*** DATA SECTION

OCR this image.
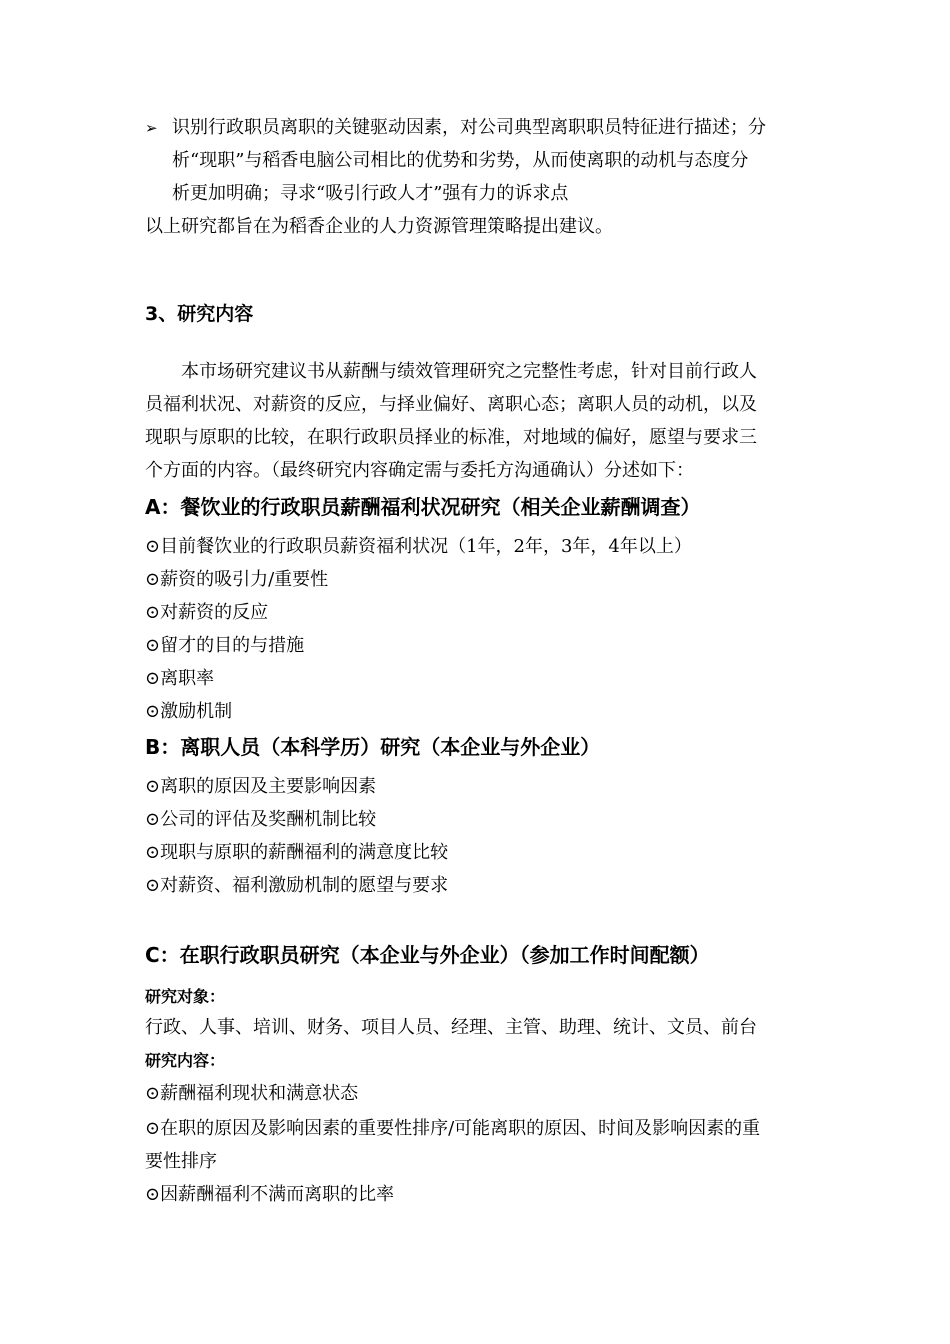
➢ 识别行政职员离职的关键驱动因素，对公司典型离职职员特征进行描述；分
析“现职”与稻香电脑公司相比的优势和劣势，从而使离职的动机与态度分
析更加明确；寻求“吸引行政人才”强有力的诉求点
以上研究都旨在为稻香企业的人力资源管理策略提出建议。
3、研究内容
本市场研究建议书从薪酬与绩效管理研究之完整性考虑，针对目前行政人
员福利状况、对薪资的反应，与择业偏好、离职心态；离职人员的动机，以及
现职与原职的比较，在职行政职员择业的标准，对地域的偏好，愿望与要求三
个方面的内容。（最终研究内容确定需与委托方沟通确认）分述如下：
A：餐饮业的行政职员薪酬福利状况研究（相关企业薪酬调查）
⊙目前餐饮业的行政职员薪资福利状况（1年，2年，3年，4年以上）
⊙薪资的吸引力/重要性
⊙对薪资的反应
⊙留才的目的与措施
⊙离职率
⊙激励机制
B：离职人员（本科学历）研究（本企业与外企业）
⊙离职的原因及主要影响因素
⊙公司的评估及奖酬机制比较
⊙现职与原职的薪酬福利的满意度比较
⊙对薪资、福利激励机制的愿望与要求
C：在职行政职员研究（本企业与外企业）（参加工作时间配额）
研究对象：
行政、人事、培训、财务、项目人员、经理、主管、助理、统计、文员、前台
研究内容：
⊙薪酬福利现状和满意状态
⊙在职的原因及影响因素的重要性排序/可能离职的原因、时间及影响因素的重
要性排序
⊙因薪酬福利不满而离职的比率
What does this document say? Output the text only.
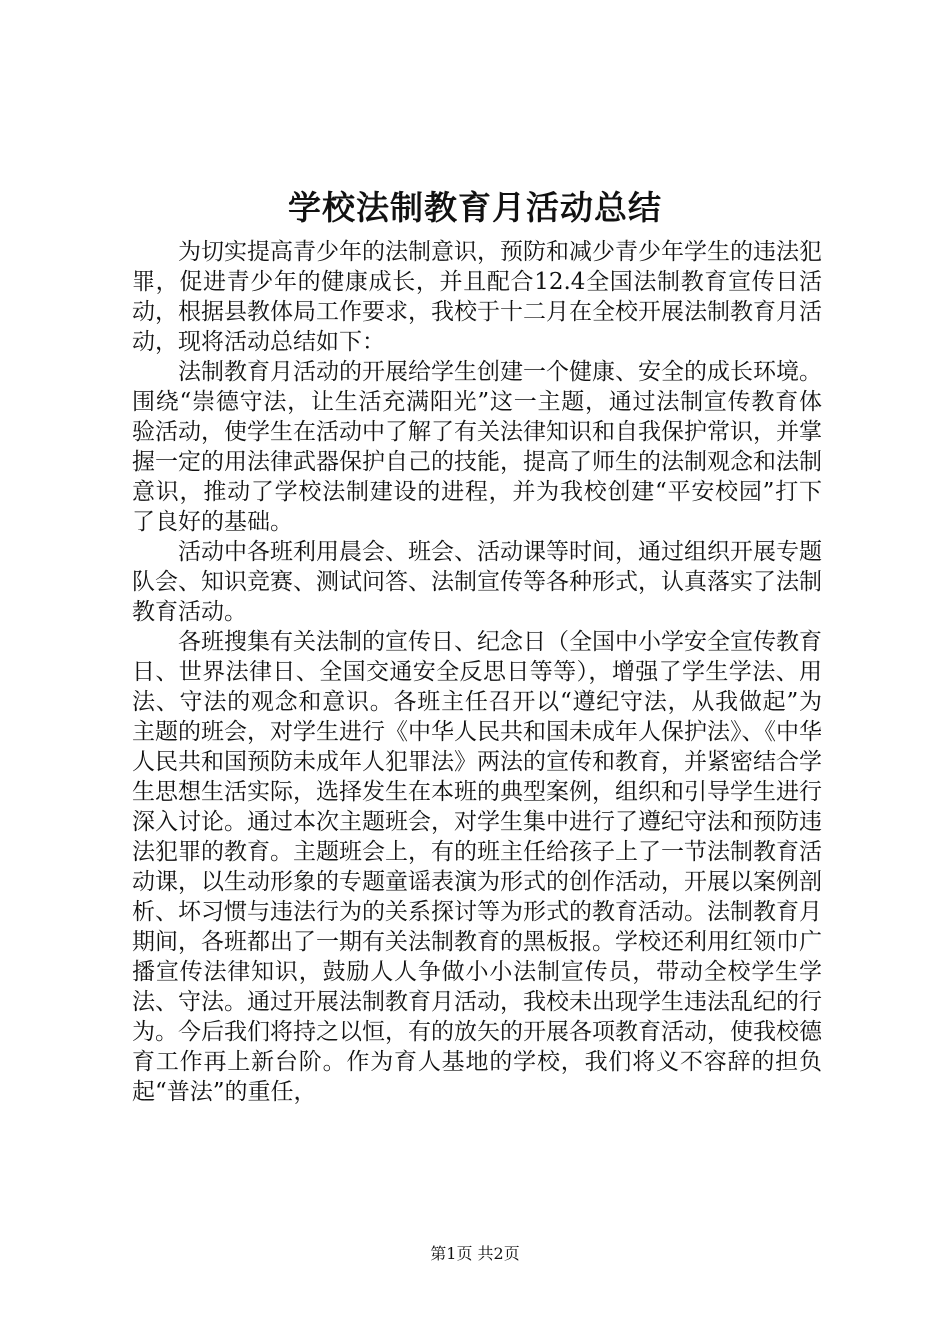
学校法制教育月活动总结

为切实提高青少年的法制意识，预防和减少青少年学生的违法犯罪，促进青少年的健康成长，并且配合12.4全国法制教育宣传日活动，根据县教体局工作要求，我校于十二月在全校开展法制教育月活动，现将活动总结如下：

法制教育月活动的开展给学生创建一个健康、安全的成长环境。围绕“崇德守法，让生活充满阳光”这一主题，通过法制宣传教育体验活动，使学生在活动中了解了有关法律知识和自我保护常识，并掌握一定的用法律武器保护自己的技能，提高了师生的法制观念和法制意识，推动了学校法制建设的进程，并为我校创建“平安校园”打下了良好的基础。

活动中各班利用晨会、班会、活动课等时间，通过组织开展专题队会、知识竞赛、测试问答、法制宣传等各种形式，认真落实了法制教育活动。

各班搜集有关法制的宣传日、纪念日（全国中小学安全宣传教育日、世界法律日、全国交通安全反思日等等），增强了学生学法、用法、守法的观念和意识。各班主任召开以“遵纪守法，从我做起”为主题的班会，对学生进行《中华人民共和国未成年人保护法》、《中华人民共和国预防未成年人犯罪法》两法的宣传和教育，并紧密结合学生思想生活实际，选择发生在本班的典型案例，组织和引导学生进行深入讨论。通过本次主题班会，对学生集中进行了遵纪守法和预防违法犯罪的教育。主题班会上，有的班主任给孩子上了一节法制教育活动课，以生动形象的专题童谣表演为形式的创作活动，开展以案例剖析、坏习惯与违法行为的关系探讨等为形式的教育活动。法制教育月期间，各班都出了一期有关法制教育的黑板报。学校还利用红领巾广播宣传法律知识，鼓励人人争做小小法制宣传员，带动全校学生学法、守法。通过开展法制教育月活动，我校未出现学生违法乱纪的行为。今后我们将持之以恒，有的放矢的开展各项教育活动，使我校德育工作再上新台阶。作为育人基地的学校，我们将义不容辞的担负起“普法”的重任，

第1页 共2页
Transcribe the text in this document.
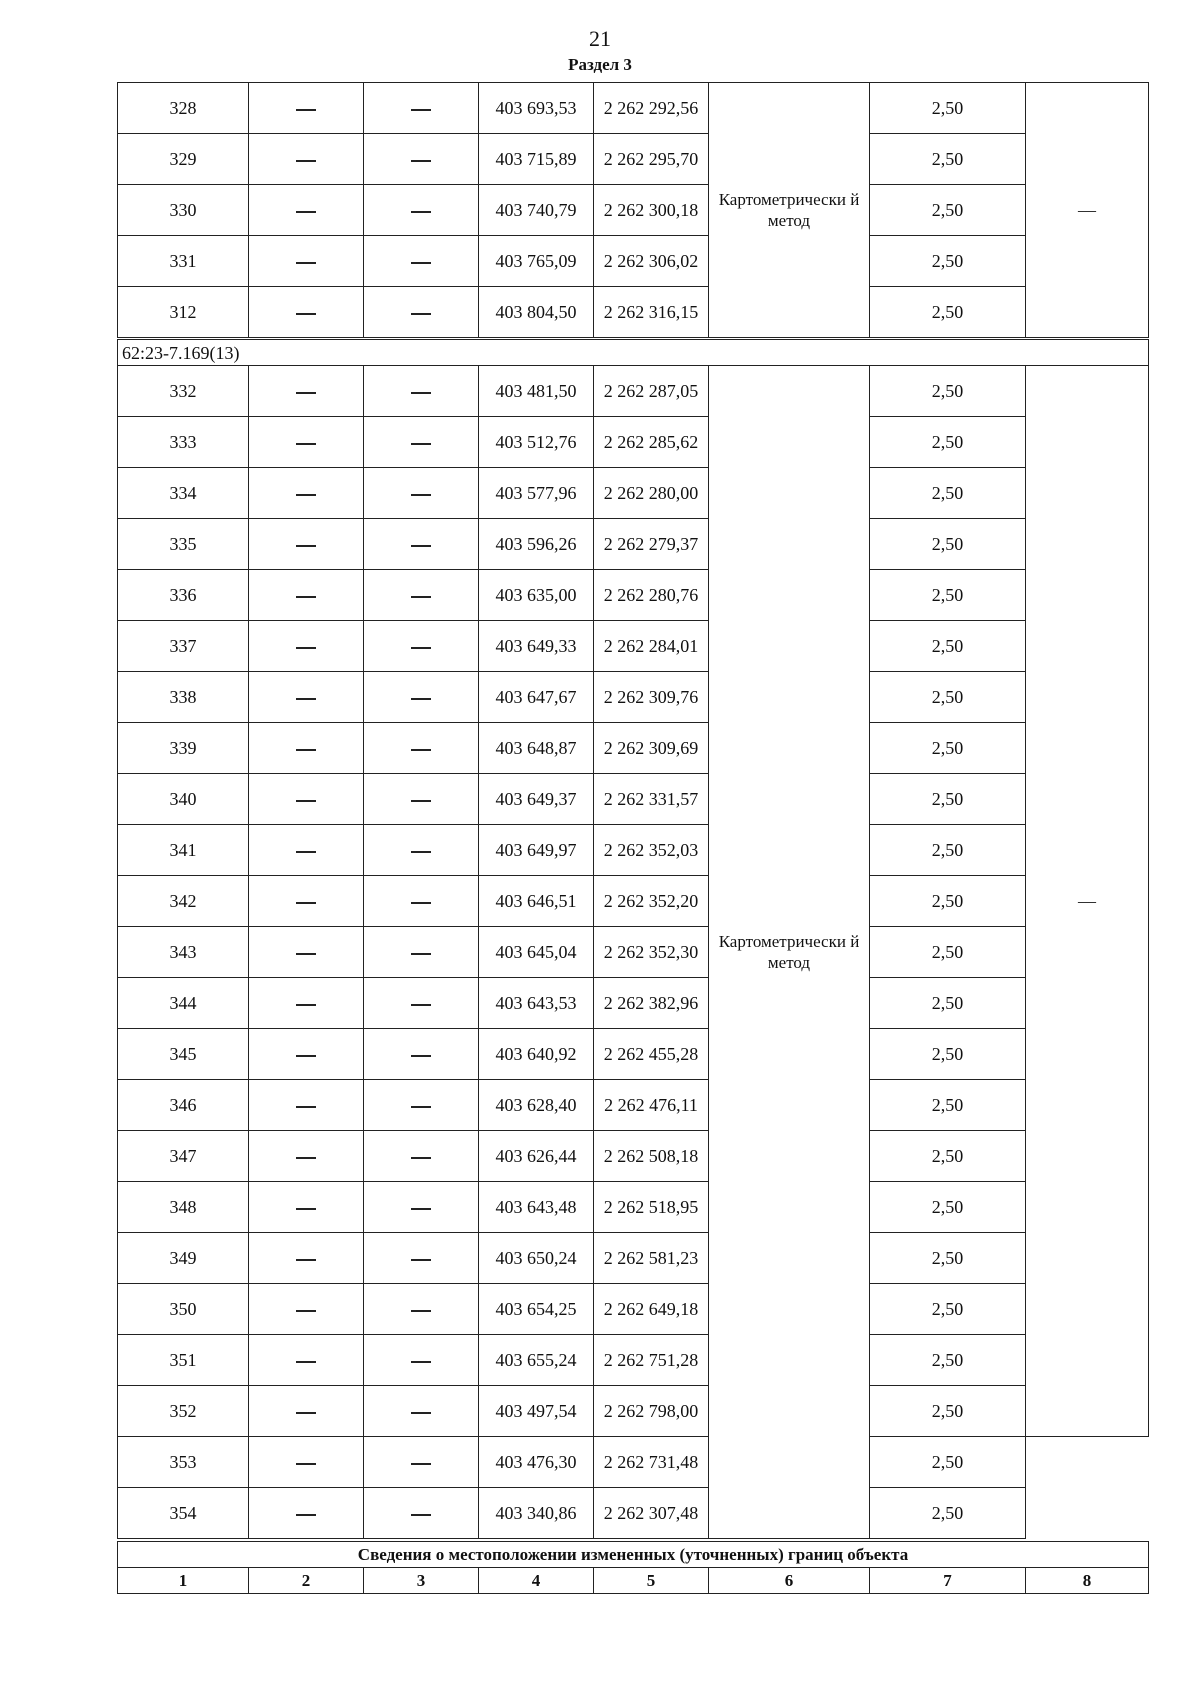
21
Раздел 3
328			403 693,53	2 262 292,56	Картометрически й метод	2,50	—
329			403 715,89	2 262 295,70		2,50	
330			403 740,79	2 262 300,18		2,50	
331			403 765,09	2 262 306,02		2,50	
312			403 804,50	2 262 316,15		2,50	
62:23-7.169(13)							
332			403 481,50	2 262 287,05	Картометрически й метод	2,50	—
333			403 512,76	2 262 285,62		2,50	
334			403 577,96	2 262 280,00		2,50	
335			403 596,26	2 262 279,37		2,50	
336			403 635,00	2 262 280,76		2,50	
337			403 649,33	2 262 284,01		2,50	
338			403 647,67	2 262 309,76		2,50	
339			403 648,87	2 262 309,69		2,50	
340			403 649,37	2 262 331,57		2,50	
341			403 649,97	2 262 352,03		2,50	
342			403 646,51	2 262 352,20		2,50	
343			403 645,04	2 262 352,30		2,50	
344			403 643,53	2 262 382,96		2,50	
345			403 640,92	2 262 455,28		2,50	
346			403 628,40	2 262 476,11		2,50	
347			403 626,44	2 262 508,18		2,50	
348			403 643,48	2 262 518,95		2,50	
349			403 650,24	2 262 581,23		2,50	
350			403 654,25	2 262 649,18		2,50	
351			403 655,24	2 262 751,28		2,50	
352			403 497,54	2 262 798,00		2,50	
353			403 476,30	2 262 731,48		2,50	
354			403 340,86	2 262 307,48		2,50	
Сведения о местоположении измененных (уточненных) границ объекта
1	2	3	4	5	6	7	8
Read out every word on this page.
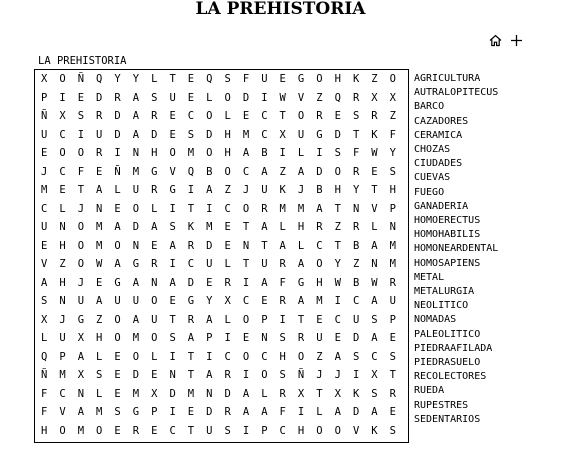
LA PREHISTORIA
LA PREHISTORIA
X	O	Ñ	Q	Y	Y	L	T	E	Q	S	F	U	E	G	O	H	K	Z	O
P	I	E	D	R	A	S	U	E	L	O	D	I	W	V	Z	Q	R	X	X
Ñ	X	S	R	D	A	R	E	C	O	L	E	C	T	O	R	E	S	R	Z
U	C	I	U	D	A	D	E	S	D	H	M	C	X	U	G	D	T	K	F
E	O	O	R	I	N	H	O	M	O	H	A	B	I	L	I	S	F	W	Y
J	C	F	E	Ñ	M	G	V	Q	B	O	C	A	Z	A	D	O	R	E	S
M	E	T	A	L	U	R	G	I	A	Z	J	U	K	J	B	H	Y	T	H
C	L	J	N	E	O	L	I	T	I	C	O	R	M	M	A	T	N	V	P
U	N	O	M	A	D	A	S	K	M	E	T	A	L	H	R	Z	R	L	N
E	H	O	M	O	N	E	A	R	D	E	N	T	A	L	C	T	B	A	M
V	Z	O	W	A	G	R	I	C	U	L	T	U	R	A	O	Y	Z	N	M
A	H	J	E	G	A	N	A	D	E	R	I	A	F	G	H	W	B	W	R
S	N	U	A	U	U	O	E	G	Y	X	C	E	R	A	M	I	C	A	U
X	J	G	Z	O	A	U	T	R	A	L	O	P	I	T	E	C	U	S	P
L	U	X	H	O	M	O	S	A	P	I	E	N	S	R	U	E	D	A	E
Q	P	A	L	E	O	L	I	T	I	C	O	C	H	O	Z	A	S	C	S
Ñ	M	X	S	E	D	E	N	T	A	R	I	O	S	Ñ	J	J	I	X	T
F	C	N	L	E	M	X	D	M	N	D	A	L	R	X	T	X	K	S	R
F	V	A	M	S	G	P	I	E	D	R	A	A	F	I	L	A	D	A	E
H	O	M	O	E	R	E	C	T	U	S	I	P	C	H	O	O	V	K	S
AGRICULTURA
AUTRALOPITECUS
BARCO
CAZADORES
CERAMICA
CHOZAS
CIUDADES
CUEVAS
FUEGO
GANADERIA
HOMOERECTUS
HOMOHABILIS
HOMONEARDENTAL
HOMOSAPIENS
METAL
METALURGIA
NEOLITICO
NOMADAS
PALEOLITICO
PIEDRAAFILADA
PIEDRASUELO
RECOLECTORES
RUEDA
RUPESTRES
SEDENTARIOS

******

--- WRITTEN PROBLEM ---
Show all lines from the data above in which the word "this" appears.

--- SOLUTION ---
OCR this image.
What does this document say? Output the text only.
Transcribe the text in this document.
Read out every word on this page.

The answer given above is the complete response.